**Supplied records:**
--
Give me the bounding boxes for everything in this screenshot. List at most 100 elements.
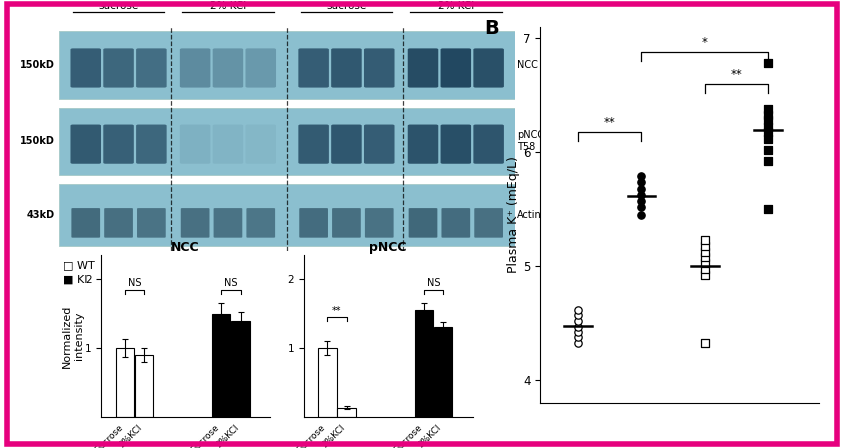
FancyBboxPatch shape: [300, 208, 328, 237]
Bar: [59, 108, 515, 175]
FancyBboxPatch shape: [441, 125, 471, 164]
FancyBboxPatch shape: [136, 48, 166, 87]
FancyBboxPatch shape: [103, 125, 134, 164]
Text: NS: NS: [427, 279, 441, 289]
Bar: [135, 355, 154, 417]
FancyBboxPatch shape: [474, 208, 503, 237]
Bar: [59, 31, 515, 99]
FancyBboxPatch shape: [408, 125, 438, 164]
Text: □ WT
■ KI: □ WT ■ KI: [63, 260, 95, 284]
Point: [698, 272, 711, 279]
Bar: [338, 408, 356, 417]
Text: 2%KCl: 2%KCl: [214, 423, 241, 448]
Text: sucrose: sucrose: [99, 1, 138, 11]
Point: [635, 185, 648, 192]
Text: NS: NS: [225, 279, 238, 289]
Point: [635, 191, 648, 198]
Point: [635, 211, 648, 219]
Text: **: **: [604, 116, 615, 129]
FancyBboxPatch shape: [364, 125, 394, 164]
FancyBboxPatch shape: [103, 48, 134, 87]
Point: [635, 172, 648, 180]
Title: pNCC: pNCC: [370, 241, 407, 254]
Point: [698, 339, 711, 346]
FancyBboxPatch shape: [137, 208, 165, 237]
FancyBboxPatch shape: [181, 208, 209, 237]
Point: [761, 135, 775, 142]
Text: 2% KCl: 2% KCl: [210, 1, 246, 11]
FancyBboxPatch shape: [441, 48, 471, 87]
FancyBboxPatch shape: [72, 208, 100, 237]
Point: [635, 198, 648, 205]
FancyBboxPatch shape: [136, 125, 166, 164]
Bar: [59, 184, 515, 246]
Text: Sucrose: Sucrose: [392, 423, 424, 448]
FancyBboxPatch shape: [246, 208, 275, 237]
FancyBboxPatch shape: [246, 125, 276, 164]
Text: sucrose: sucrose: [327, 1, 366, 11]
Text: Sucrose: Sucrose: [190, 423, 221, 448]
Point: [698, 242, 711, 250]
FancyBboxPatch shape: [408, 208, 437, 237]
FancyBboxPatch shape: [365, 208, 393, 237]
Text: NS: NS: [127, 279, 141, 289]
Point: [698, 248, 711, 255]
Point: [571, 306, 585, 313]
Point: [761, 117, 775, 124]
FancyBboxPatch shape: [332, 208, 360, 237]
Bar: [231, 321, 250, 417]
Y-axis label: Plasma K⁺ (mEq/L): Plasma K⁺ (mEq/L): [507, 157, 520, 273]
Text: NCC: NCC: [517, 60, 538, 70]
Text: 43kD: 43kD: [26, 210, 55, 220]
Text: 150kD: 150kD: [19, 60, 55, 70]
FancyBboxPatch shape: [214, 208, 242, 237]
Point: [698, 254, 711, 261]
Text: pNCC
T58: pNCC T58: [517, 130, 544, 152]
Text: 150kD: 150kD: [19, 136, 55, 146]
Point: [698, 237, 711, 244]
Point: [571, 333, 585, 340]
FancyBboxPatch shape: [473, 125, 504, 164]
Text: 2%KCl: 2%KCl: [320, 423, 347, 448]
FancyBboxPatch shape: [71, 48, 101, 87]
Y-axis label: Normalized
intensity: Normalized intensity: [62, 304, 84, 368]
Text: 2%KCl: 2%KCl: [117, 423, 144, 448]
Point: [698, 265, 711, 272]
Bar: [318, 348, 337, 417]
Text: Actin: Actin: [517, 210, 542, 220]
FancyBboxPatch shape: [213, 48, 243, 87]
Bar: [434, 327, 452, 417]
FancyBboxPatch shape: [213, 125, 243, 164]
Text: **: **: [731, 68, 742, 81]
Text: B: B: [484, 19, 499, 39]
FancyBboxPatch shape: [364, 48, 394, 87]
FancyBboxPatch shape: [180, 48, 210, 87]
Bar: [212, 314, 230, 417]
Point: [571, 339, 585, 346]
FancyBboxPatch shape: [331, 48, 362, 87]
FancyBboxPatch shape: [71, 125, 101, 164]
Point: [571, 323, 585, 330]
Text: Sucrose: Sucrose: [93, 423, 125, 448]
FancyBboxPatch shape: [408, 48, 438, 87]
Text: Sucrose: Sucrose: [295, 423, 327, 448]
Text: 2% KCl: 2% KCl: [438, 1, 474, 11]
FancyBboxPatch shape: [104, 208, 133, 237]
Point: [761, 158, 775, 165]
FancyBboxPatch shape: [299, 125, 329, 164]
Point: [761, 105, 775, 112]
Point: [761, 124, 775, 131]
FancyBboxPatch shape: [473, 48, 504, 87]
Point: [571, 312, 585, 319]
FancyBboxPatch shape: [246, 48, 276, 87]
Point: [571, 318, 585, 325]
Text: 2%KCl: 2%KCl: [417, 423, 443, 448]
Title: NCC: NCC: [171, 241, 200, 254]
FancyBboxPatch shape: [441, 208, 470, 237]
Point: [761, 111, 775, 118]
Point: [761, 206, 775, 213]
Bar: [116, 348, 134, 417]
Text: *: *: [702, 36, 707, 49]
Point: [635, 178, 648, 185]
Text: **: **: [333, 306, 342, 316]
--
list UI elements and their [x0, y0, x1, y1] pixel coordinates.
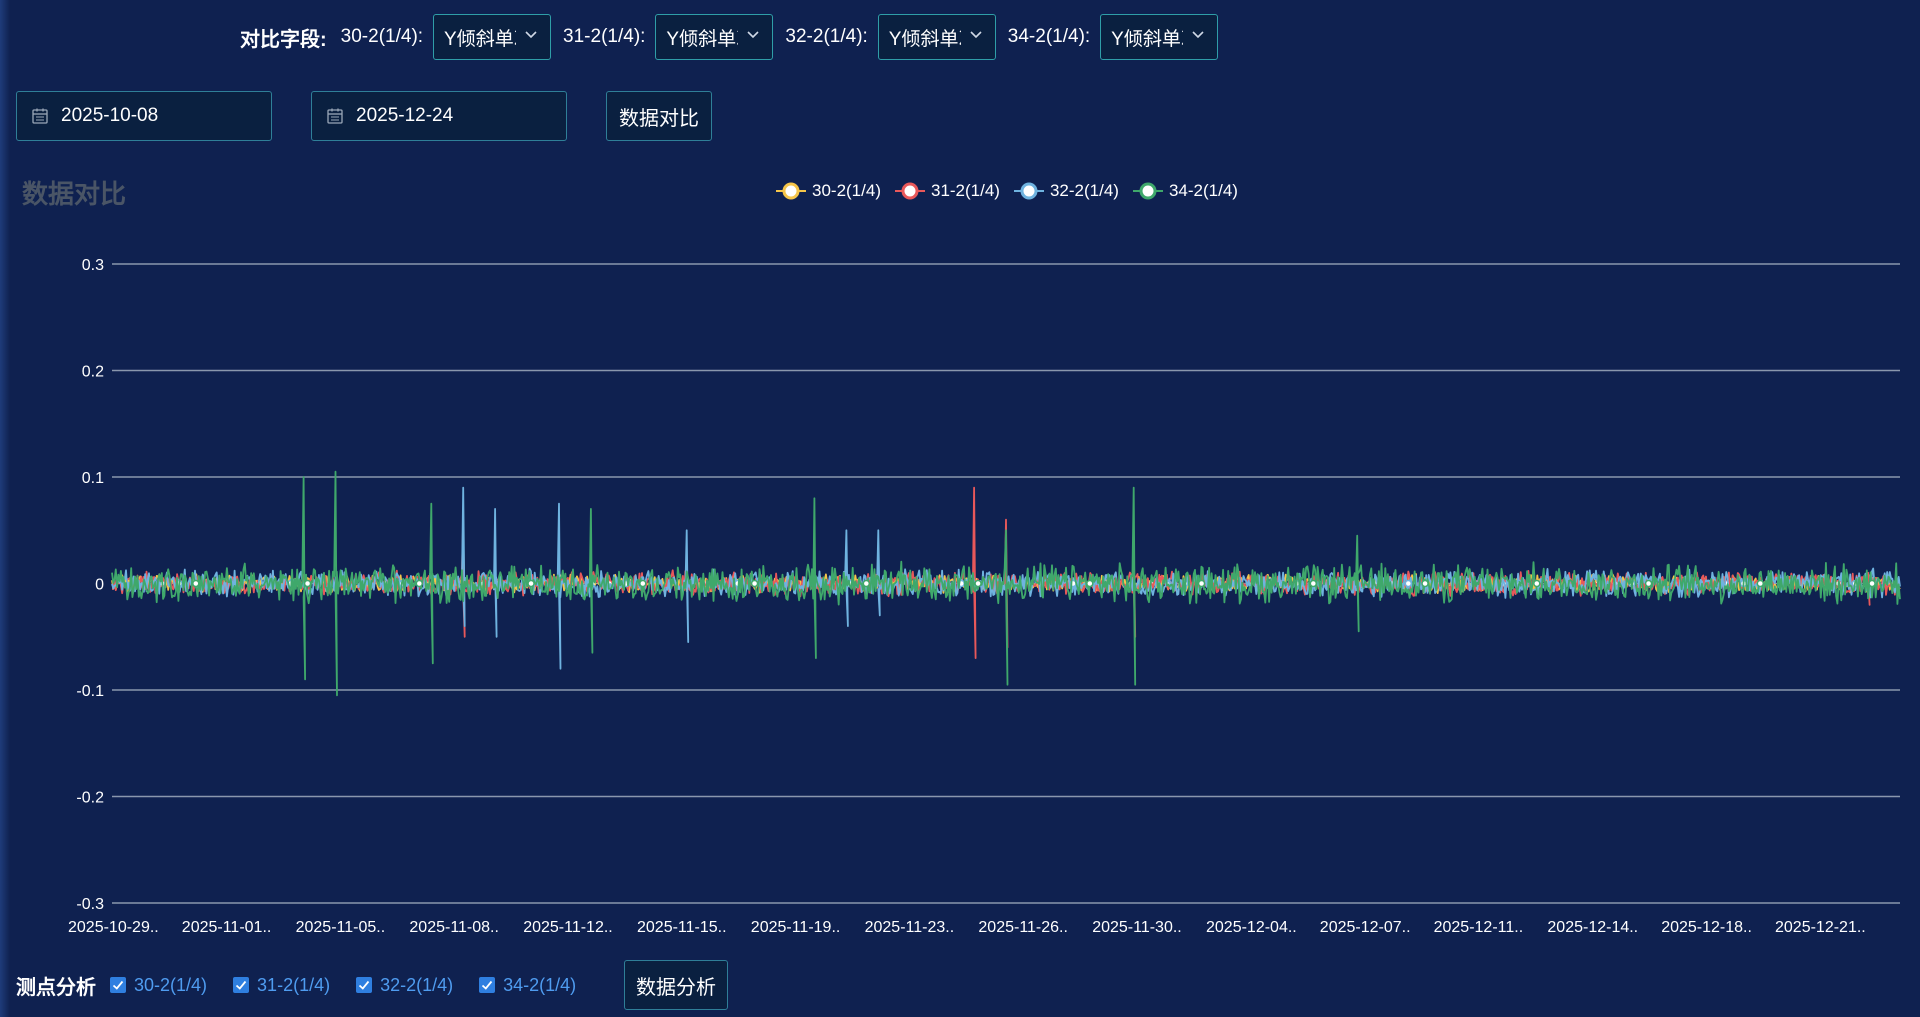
--
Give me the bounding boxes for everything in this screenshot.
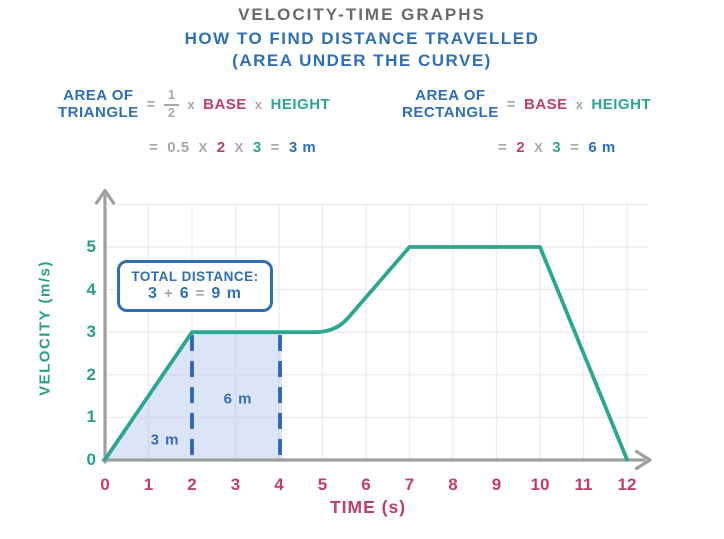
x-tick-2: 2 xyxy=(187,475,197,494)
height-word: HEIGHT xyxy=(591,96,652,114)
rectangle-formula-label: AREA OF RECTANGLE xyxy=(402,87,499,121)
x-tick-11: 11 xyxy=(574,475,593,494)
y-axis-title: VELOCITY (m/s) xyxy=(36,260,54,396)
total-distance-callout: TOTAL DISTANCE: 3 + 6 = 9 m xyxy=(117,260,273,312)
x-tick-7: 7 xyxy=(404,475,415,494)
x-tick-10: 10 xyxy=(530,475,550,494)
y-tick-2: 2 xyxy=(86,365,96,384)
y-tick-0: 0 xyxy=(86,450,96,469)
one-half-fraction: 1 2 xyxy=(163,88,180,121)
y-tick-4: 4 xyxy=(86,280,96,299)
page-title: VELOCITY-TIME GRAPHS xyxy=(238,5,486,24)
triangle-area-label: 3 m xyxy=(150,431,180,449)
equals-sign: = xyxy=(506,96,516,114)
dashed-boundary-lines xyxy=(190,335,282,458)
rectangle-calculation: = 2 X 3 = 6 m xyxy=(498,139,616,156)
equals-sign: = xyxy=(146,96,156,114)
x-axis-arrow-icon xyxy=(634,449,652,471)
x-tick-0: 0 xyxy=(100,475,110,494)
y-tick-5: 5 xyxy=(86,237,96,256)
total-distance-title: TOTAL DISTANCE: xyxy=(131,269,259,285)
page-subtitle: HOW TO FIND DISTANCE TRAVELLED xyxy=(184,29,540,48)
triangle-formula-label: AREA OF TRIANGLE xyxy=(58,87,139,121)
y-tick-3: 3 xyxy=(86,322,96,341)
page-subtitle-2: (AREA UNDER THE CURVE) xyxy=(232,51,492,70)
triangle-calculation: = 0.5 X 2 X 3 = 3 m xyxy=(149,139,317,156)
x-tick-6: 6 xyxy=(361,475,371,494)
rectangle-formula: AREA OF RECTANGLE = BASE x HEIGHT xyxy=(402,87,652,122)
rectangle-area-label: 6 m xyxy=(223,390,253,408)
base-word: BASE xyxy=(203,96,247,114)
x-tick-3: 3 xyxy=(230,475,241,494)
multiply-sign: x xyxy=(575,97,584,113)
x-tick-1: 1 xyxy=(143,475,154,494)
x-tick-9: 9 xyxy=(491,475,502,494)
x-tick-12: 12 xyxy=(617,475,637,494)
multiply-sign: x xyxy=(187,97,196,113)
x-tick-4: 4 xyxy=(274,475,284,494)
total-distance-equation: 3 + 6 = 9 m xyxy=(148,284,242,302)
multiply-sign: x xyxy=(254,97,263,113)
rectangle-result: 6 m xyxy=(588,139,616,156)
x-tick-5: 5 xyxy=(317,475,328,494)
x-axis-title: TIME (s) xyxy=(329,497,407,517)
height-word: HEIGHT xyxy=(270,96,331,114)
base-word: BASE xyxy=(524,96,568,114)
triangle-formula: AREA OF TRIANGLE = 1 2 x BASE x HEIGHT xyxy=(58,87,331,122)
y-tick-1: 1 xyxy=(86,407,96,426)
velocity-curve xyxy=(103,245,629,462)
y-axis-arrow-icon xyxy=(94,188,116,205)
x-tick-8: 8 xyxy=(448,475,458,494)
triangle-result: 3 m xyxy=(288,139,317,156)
--
Reproduce the part of the listing that opens with the line containing "most 100 elements." and closes with the line containing "Text: NS: NS: [427, 279, 441, 289]", copying both of those lines and everything between them while leaving out the pictures.

**Result of this exercise:**
Give me the bounding boxes for everything in this screenshot. List at most 100 elements.
FancyBboxPatch shape: [300, 208, 328, 237]
Bar: [59, 108, 515, 175]
FancyBboxPatch shape: [441, 125, 471, 164]
FancyBboxPatch shape: [136, 48, 166, 87]
FancyBboxPatch shape: [103, 125, 134, 164]
Text: NS: NS: [427, 279, 441, 289]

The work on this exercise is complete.